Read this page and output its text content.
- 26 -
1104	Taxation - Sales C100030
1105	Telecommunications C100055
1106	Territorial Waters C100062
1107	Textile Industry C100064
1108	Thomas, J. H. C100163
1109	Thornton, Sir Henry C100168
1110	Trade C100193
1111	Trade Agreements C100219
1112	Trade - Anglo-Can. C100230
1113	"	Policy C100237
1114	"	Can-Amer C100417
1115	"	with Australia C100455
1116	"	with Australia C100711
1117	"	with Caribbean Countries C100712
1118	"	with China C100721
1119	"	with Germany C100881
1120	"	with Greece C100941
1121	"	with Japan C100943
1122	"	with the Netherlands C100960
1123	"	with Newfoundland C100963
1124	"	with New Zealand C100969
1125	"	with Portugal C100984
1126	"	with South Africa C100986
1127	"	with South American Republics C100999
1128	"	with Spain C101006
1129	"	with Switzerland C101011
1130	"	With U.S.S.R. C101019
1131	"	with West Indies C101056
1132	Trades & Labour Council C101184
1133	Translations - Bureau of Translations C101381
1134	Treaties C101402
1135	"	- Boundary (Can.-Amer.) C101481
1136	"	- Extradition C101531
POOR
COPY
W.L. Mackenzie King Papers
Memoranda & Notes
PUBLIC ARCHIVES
****
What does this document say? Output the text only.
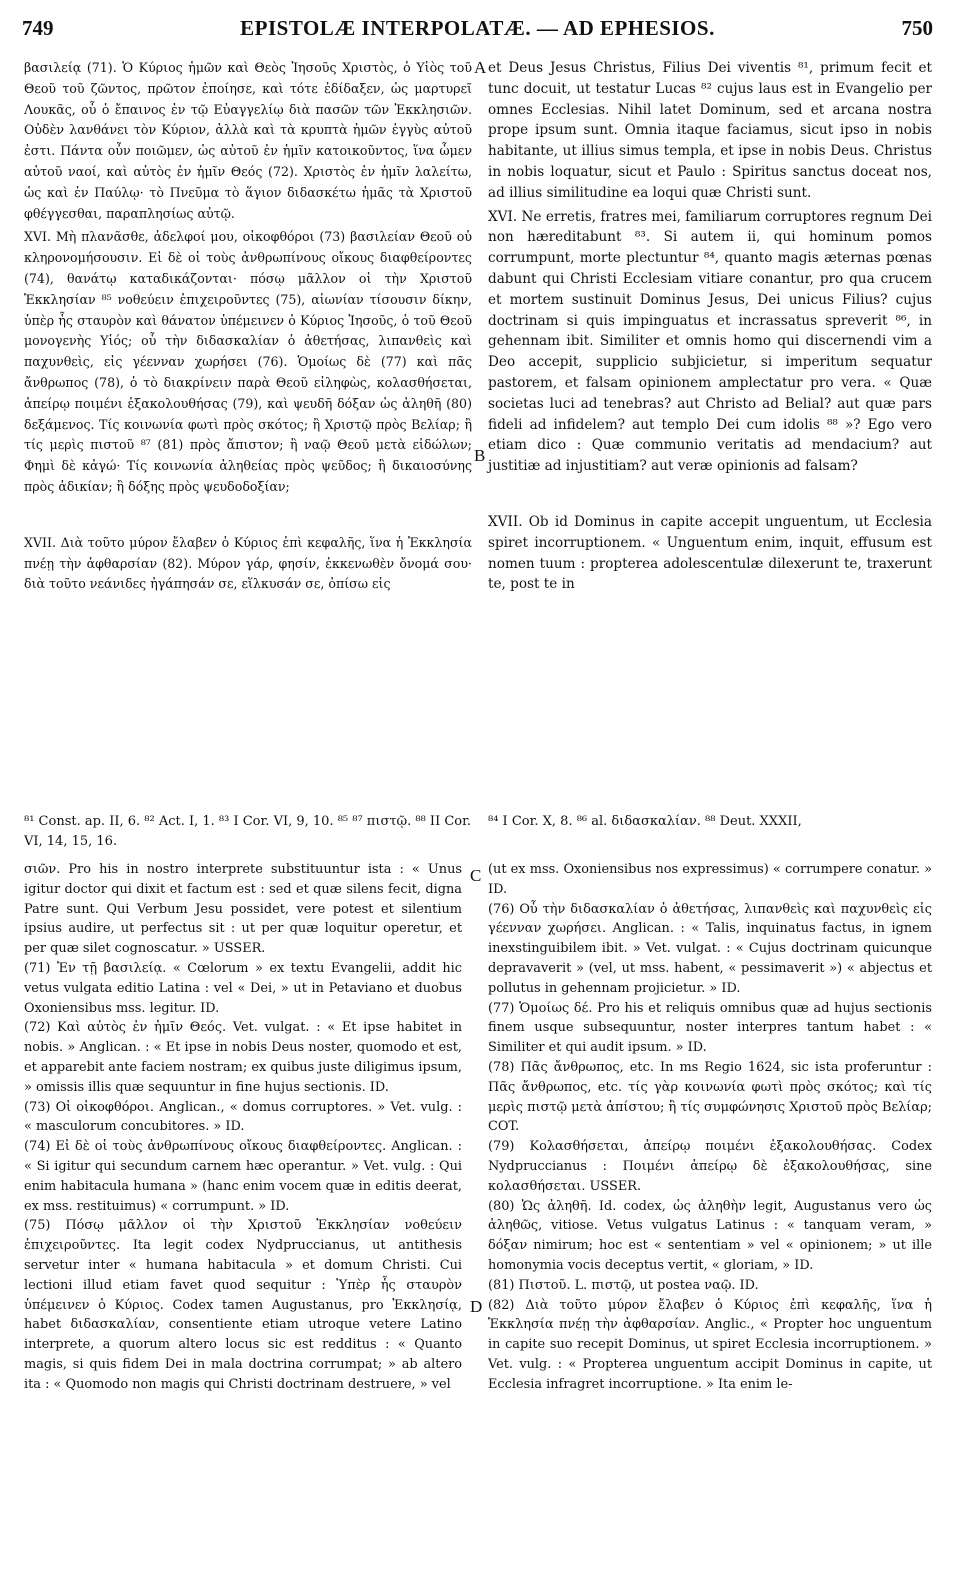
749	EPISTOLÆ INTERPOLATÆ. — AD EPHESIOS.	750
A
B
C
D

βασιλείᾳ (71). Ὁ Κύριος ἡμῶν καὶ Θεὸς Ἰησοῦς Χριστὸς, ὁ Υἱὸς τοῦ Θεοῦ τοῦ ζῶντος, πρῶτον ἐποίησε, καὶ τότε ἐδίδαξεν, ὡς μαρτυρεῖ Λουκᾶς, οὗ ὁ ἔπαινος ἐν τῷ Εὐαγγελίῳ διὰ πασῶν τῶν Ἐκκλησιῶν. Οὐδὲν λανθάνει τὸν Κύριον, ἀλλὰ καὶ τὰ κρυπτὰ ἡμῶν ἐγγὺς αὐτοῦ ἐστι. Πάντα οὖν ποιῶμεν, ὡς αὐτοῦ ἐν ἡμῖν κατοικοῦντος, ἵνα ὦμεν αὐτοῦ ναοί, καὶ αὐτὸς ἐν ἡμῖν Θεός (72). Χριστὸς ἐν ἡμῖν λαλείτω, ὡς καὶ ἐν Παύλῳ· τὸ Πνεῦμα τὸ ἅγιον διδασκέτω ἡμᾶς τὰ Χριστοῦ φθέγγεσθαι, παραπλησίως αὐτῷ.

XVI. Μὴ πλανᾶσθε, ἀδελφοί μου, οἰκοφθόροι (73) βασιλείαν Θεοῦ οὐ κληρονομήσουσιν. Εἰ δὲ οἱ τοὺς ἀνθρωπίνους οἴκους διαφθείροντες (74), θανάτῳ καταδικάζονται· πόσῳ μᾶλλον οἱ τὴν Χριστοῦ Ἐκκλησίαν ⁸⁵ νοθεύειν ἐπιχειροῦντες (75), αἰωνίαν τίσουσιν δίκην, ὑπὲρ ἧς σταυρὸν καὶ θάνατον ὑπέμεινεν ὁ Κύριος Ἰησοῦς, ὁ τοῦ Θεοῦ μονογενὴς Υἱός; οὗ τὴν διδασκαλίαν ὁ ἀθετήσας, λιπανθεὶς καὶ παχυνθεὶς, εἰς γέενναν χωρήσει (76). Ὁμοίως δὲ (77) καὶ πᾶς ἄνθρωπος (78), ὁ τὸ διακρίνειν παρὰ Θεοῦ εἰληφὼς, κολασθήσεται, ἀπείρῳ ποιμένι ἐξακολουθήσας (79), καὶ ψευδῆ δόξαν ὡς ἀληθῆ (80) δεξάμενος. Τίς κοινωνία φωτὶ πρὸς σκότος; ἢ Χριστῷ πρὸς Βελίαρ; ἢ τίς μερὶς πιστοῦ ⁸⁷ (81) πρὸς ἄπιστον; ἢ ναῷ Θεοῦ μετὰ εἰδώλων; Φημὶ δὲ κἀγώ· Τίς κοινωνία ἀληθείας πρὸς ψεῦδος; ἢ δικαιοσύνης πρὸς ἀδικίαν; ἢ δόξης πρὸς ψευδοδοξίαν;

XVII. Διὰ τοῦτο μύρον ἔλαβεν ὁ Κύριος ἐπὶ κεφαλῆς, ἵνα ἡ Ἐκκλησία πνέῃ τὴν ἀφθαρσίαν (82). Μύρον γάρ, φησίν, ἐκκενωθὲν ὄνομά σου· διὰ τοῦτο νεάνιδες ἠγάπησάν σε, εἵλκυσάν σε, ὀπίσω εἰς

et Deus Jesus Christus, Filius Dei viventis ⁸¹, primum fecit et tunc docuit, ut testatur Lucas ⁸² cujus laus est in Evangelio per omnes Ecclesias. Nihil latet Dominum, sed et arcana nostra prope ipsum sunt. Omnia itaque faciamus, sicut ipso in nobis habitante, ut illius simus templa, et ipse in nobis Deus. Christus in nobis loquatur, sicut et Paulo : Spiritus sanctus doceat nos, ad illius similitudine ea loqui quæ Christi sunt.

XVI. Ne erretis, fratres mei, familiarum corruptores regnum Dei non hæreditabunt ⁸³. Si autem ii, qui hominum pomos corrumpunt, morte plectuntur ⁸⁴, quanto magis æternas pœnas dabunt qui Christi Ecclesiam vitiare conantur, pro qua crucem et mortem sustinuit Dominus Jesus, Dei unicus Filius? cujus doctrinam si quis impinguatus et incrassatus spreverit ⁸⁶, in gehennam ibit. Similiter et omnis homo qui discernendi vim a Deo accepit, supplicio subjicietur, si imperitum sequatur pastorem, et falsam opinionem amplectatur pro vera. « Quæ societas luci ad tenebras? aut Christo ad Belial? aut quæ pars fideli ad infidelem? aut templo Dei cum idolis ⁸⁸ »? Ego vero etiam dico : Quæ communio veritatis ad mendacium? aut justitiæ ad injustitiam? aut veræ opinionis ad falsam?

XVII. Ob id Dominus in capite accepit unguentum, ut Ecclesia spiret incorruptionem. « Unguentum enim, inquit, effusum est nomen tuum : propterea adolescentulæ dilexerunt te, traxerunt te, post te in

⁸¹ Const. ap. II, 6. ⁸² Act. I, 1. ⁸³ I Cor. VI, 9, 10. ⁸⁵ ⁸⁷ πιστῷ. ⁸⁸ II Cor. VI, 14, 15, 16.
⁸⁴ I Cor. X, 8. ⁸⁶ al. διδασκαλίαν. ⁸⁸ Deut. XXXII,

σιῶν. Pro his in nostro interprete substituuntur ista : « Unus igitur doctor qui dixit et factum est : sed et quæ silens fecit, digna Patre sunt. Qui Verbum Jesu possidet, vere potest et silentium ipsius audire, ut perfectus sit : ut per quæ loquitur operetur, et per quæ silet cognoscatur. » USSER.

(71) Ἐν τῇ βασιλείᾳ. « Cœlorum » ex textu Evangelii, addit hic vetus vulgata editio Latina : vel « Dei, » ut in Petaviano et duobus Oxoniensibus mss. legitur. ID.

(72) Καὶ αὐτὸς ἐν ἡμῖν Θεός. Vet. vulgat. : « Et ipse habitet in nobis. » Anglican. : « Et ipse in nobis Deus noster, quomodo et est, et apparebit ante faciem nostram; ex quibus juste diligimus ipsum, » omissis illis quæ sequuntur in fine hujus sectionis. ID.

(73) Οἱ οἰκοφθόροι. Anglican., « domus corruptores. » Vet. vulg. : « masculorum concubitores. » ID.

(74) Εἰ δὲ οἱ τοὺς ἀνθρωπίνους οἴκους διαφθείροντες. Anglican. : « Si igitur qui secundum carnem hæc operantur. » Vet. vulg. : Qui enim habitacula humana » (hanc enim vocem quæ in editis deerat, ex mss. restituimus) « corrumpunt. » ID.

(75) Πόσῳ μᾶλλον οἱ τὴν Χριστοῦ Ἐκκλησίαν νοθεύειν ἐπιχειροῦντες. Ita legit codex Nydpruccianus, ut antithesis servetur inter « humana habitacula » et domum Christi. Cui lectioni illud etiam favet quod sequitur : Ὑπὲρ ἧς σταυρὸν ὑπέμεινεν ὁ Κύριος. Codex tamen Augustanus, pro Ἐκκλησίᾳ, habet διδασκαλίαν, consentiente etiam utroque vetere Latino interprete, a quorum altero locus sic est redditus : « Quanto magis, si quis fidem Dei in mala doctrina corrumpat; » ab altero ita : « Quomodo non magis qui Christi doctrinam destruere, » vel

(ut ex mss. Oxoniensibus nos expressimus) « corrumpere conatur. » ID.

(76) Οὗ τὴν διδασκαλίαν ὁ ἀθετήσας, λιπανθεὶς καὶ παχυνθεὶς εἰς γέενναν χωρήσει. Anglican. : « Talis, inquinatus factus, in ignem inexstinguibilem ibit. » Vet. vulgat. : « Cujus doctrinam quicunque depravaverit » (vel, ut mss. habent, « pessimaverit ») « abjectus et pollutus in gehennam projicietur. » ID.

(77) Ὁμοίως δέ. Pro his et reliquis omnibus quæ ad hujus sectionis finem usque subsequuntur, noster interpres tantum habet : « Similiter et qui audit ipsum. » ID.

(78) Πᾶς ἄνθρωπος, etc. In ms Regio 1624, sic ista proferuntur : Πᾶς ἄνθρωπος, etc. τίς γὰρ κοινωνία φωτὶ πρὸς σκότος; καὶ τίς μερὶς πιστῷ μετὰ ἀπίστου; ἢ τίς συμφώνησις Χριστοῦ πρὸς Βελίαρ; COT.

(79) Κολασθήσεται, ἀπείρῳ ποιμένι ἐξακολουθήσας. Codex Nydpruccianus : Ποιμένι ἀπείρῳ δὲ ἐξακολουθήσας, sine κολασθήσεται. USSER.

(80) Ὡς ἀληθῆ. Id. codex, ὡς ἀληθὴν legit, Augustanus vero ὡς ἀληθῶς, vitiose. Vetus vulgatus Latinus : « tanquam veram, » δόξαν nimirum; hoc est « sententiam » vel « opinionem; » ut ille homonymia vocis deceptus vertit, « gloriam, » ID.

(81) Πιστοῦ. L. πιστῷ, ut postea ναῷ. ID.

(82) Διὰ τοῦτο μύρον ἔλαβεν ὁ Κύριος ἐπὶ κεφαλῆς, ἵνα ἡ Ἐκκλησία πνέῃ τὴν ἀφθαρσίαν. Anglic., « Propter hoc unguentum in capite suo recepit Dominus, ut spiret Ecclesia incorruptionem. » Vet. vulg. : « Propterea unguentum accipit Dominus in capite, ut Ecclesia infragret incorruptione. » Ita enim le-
****
Copy out every line where the word "corruptores" occurs.

XVI. Ne erretis, fratres mei, familiarum corruptores regnum Dei non hæreditabunt ⁸³. Si autem ii, qui hominum pomos corrumpunt, morte plectuntur ⁸⁴, quanto magis æternas pœnas dabunt qui Christi Ecclesiam vitiare conantur, pro qua crucem et mortem sustinuit Dominus Jesus, Dei unicus Filius? cujus doctrinam si quis impinguatus et incrassatus spreverit ⁸⁶, in gehennam ibit. Similiter et omnis homo qui discernendi vim a Deo accepit, supplicio subjicietur, si imperitum sequatur pastorem, et falsam opinionem amplectatur pro vera. « Quæ societas luci ad tenebras? aut Christo ad Belial? aut quæ pars fideli ad infidelem? aut templo Dei cum idolis ⁸⁸ »? Ego vero etiam dico : Quæ communio veritatis ad mendacium? aut justitiæ ad injustitiam? aut veræ opinionis ad falsam?
(73) Οἱ οἰκοφθόροι. Anglican., « domus corruptores. » Vet. vulg. : « masculorum concubitores. » ID.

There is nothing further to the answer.